• **What is needed**
Make an exact copy of all the records.

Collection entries
+ + +

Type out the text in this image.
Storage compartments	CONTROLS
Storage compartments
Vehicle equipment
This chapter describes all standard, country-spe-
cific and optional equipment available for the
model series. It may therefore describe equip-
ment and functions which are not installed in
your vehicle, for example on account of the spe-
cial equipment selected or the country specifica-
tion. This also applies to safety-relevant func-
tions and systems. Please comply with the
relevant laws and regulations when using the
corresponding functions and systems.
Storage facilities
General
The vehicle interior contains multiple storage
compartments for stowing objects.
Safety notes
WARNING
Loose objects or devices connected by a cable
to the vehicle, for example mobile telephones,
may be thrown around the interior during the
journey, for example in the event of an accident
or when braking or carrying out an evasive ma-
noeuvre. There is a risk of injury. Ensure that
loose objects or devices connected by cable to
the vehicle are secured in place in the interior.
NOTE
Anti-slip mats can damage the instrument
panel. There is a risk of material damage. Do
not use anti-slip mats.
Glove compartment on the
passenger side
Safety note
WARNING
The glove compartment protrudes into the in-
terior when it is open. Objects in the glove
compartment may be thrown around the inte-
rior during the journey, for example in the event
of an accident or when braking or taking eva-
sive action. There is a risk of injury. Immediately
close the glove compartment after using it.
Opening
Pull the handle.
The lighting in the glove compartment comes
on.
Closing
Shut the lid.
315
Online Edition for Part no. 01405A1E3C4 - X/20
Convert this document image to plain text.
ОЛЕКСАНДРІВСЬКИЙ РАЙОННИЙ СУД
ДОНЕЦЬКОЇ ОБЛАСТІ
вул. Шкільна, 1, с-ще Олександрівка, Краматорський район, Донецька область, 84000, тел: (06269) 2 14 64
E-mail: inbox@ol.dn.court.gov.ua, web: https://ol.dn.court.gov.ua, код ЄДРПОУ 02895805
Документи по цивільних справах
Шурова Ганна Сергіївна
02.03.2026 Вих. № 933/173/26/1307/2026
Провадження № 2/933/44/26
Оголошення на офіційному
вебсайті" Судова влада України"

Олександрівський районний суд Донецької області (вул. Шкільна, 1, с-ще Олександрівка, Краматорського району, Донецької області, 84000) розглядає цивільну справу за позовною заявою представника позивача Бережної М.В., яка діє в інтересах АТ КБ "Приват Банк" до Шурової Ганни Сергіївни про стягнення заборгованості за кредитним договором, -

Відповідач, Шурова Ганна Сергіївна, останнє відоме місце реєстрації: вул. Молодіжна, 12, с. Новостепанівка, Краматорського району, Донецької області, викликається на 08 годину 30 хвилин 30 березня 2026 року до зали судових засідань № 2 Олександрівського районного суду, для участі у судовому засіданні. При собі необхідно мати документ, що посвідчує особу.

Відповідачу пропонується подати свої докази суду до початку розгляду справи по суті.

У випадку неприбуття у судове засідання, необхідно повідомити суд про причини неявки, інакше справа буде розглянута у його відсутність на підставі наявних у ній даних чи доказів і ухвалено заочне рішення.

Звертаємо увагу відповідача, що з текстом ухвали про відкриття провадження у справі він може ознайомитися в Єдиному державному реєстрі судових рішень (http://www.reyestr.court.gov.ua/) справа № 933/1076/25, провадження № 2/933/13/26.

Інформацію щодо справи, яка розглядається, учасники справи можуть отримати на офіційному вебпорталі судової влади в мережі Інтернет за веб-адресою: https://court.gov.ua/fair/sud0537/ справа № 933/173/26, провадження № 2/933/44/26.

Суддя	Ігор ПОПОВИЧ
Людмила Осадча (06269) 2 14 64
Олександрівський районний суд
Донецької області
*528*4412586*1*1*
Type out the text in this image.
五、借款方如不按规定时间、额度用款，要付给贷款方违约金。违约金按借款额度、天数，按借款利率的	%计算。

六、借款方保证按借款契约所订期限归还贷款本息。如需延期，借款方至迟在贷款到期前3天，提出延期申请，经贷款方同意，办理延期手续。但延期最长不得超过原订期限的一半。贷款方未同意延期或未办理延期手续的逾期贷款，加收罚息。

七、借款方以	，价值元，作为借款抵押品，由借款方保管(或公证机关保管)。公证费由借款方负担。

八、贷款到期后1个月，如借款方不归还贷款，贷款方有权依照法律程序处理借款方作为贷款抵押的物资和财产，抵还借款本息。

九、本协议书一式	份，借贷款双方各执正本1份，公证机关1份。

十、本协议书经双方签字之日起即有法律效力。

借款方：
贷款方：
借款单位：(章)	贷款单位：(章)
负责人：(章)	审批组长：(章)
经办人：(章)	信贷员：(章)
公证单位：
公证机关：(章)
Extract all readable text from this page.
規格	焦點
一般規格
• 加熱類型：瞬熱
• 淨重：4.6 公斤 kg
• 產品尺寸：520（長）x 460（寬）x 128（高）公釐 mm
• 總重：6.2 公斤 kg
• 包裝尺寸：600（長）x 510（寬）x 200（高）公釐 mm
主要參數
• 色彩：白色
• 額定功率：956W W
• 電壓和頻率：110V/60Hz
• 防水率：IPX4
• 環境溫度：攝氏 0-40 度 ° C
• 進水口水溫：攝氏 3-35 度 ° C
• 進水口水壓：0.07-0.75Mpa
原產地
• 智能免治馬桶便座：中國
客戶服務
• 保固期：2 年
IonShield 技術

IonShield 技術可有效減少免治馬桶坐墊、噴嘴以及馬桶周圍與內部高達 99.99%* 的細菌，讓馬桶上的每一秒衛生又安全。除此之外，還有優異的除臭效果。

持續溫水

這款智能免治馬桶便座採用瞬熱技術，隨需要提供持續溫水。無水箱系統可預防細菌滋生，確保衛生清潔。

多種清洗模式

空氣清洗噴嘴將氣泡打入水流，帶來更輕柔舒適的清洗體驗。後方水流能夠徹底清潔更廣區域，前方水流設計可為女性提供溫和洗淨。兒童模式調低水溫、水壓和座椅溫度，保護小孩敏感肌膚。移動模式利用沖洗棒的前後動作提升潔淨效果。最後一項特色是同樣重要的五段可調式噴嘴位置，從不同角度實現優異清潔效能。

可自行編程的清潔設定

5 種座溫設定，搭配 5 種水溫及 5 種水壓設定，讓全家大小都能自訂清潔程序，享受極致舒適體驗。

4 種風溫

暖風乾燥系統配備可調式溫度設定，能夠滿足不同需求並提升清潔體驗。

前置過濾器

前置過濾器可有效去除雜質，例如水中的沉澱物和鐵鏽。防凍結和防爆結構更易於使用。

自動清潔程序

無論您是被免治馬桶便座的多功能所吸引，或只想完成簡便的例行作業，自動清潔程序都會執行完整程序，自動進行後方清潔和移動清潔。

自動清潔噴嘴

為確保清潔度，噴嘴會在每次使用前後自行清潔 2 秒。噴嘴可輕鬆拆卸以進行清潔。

+ + +

• **Right answer**
Type out the text in this image.
Storage compartments	CONTROLS
Storage compartments
Vehicle equipment
This chapter describes all standard, country-spe-
cific and optional equipment available for the
model series. It may therefore describe equip-
ment and functions which are not installed in
your vehicle, for example on account of the spe-
cial equipment selected or the country specifica-
tion. This also applies to safety-relevant func-
tions and systems. Please comply with the
relevant laws and regulations when using the
corresponding functions and systems.
Storage facilities
General
The vehicle interior contains multiple storage
compartments for stowing objects.
Safety notes
WARNING
Loose objects or devices connected by a cable
to the vehicle, for example mobile telephones,
may be thrown around the interior during the
journey, for example in the event of an accident
or when braking or carrying out an evasive ma-
noeuvre. There is a risk of injury. Ensure that
loose objects or devices connected by cable to
the vehicle are secured in place in the interior.
NOTE
Anti-slip mats can damage the instrument
panel. There is a risk of material damage. Do
not use anti-slip mats.
Glove compartment on the
passenger side
Safety note
WARNING
The glove compartment protrudes into the in-
terior when it is open. Objects in the glove
compartment may be thrown around the inte-
rior during the journey, for example in the event
of an accident or when braking or taking eva-
sive action. There is a risk of injury. Immediately
close the glove compartment after using it.
Opening
Pull the handle.
The lighting in the glove compartment comes
on.
Closing
Shut the lid.
315
Online Edition for Part no. 01405A1E3C4 - X/20
Convert this document image to plain text.
ОЛЕКСАНДРІВСЬКИЙ РАЙОННИЙ СУД
ДОНЕЦЬКОЇ ОБЛАСТІ
вул. Шкільна, 1, с-ще Олександрівка, Краматорський район, Донецька область, 84000, тел: (06269) 2 14 64
E-mail: inbox@ol.dn.court.gov.ua, web: https://ol.dn.court.gov.ua, код ЄДРПОУ 02895805
Документи по цивільних справах
Шурова Ганна Сергіївна
02.03.2026 Вих. № 933/173/26/1307/2026
Провадження № 2/933/44/26
Оголошення на офіційному
вебсайті" Судова влада України"

Олександрівський районний суд Донецької області (вул. Шкільна, 1, с-ще Олександрівка, Краматорського району, Донецької області, 84000) розглядає цивільну справу за позовною заявою представника позивача Бережної М.В., яка діє в інтересах АТ КБ "Приват Банк" до Шурової Ганни Сергіївни про стягнення заборгованості за кредитним договором, -

Відповідач, Шурова Ганна Сергіївна, останнє відоме місце реєстрації: вул. Молодіжна, 12, с. Новостепанівка, Краматорського району, Донецької області, викликається на 08 годину 30 хвилин 30 березня 2026 року до зали судових засідань № 2 Олександрівського районного суду, для участі у судовому засіданні. При собі необхідно мати документ, що посвідчує особу.

Відповідачу пропонується подати свої докази суду до початку розгляду справи по суті.

У випадку неприбуття у судове засідання, необхідно повідомити суд про причини неявки, інакше справа буде розглянута у його відсутність на підставі наявних у ній даних чи доказів і ухвалено заочне рішення.

Звертаємо увагу відповідача, що з текстом ухвали про відкриття провадження у справі він може ознайомитися в Єдиному державному реєстрі судових рішень (http://www.reyestr.court.gov.ua/) справа № 933/1076/25, провадження № 2/933/13/26.

Інформацію щодо справи, яка розглядається, учасники справи можуть отримати на офіційному вебпорталі судової влади в мережі Інтернет за веб-адресою: https://court.gov.ua/fair/sud0537/ справа № 933/173/26, провадження № 2/933/44/26.

Суддя	Ігор ПОПОВИЧ
Людмила Осадча (06269) 2 14 64
Олександрівський районний суд
Донецької області
*528*4412586*1*1*
Type out the text in this image.
五、借款方如不按规定时间、额度用款，要付给贷款方违约金。违约金按借款额度、天数，按借款利率的	%计算。

六、借款方保证按借款契约所订期限归还贷款本息。如需延期，借款方至迟在贷款到期前3天，提出延期申请，经贷款方同意，办理延期手续。但延期最长不得超过原订期限的一半。贷款方未同意延期或未办理延期手续的逾期贷款，加收罚息。

七、借款方以	，价值元，作为借款抵押品，由借款方保管(或公证机关保管)。公证费由借款方负担。

八、贷款到期后1个月，如借款方不归还贷款，贷款方有权依照法律程序处理借款方作为贷款抵押的物资和财产，抵还借款本息。

九、本协议书一式	份，借贷款双方各执正本1份，公证机关1份。

十、本协议书经双方签字之日起即有法律效力。

借款方：
贷款方：
借款单位：(章)	贷款单位：(章)
负责人：(章)	审批组长：(章)
经办人：(章)	信贷员：(章)
公证单位：
公证机关：(章)
Extract all readable text from this page.
規格	焦點
一般規格
• 加熱類型：瞬熱
• 淨重：4.6 公斤 kg
• 產品尺寸：520（長）x 460（寬）x 128（高）公釐 mm
• 總重：6.2 公斤 kg
• 包裝尺寸：600（長）x 510（寬）x 200（高）公釐 mm
主要參數
• 色彩：白色
• 額定功率：956W W
• 電壓和頻率：110V/60Hz
• 防水率：IPX4
• 環境溫度：攝氏 0-40 度 ° C
• 進水口水溫：攝氏 3-35 度 ° C
• 進水口水壓：0.07-0.75Mpa
原產地
• 智能免治馬桶便座：中國
客戶服務
• 保固期：2 年
IonShield 技術

IonShield 技術可有效減少免治馬桶坐墊、噴嘴以及馬桶周圍與內部高達 99.99%* 的細菌，讓馬桶上的每一秒衛生又安全。除此之外，還有優異的除臭效果。

持續溫水

這款智能免治馬桶便座採用瞬熱技術，隨需要提供持續溫水。無水箱系統可預防細菌滋生，確保衛生清潔。

多種清洗模式

空氣清洗噴嘴將氣泡打入水流，帶來更輕柔舒適的清洗體驗。後方水流能夠徹底清潔更廣區域，前方水流設計可為女性提供溫和洗淨。兒童模式調低水溫、水壓和座椅溫度，保護小孩敏感肌膚。移動模式利用沖洗棒的前後動作提升潔淨效果。最後一項特色是同樣重要的五段可調式噴嘴位置，從不同角度實現優異清潔效能。

可自行編程的清潔設定

5 種座溫設定，搭配 5 種水溫及 5 種水壓設定，讓全家大小都能自訂清潔程序，享受極致舒適體驗。

4 種風溫

暖風乾燥系統配備可調式溫度設定，能夠滿足不同需求並提升清潔體驗。

前置過濾器

前置過濾器可有效去除雜質，例如水中的沉澱物和鐵鏽。防凍結和防爆結構更易於使用。

自動清潔程序

無論您是被免治馬桶便座的多功能所吸引，或只想完成簡便的例行作業，自動清潔程序都會執行完整程序，自動進行後方清潔和移動清潔。

自動清潔噴嘴

為確保清潔度，噴嘴會在每次使用前後自行清潔 2 秒。噴嘴可輕鬆拆卸以進行清潔。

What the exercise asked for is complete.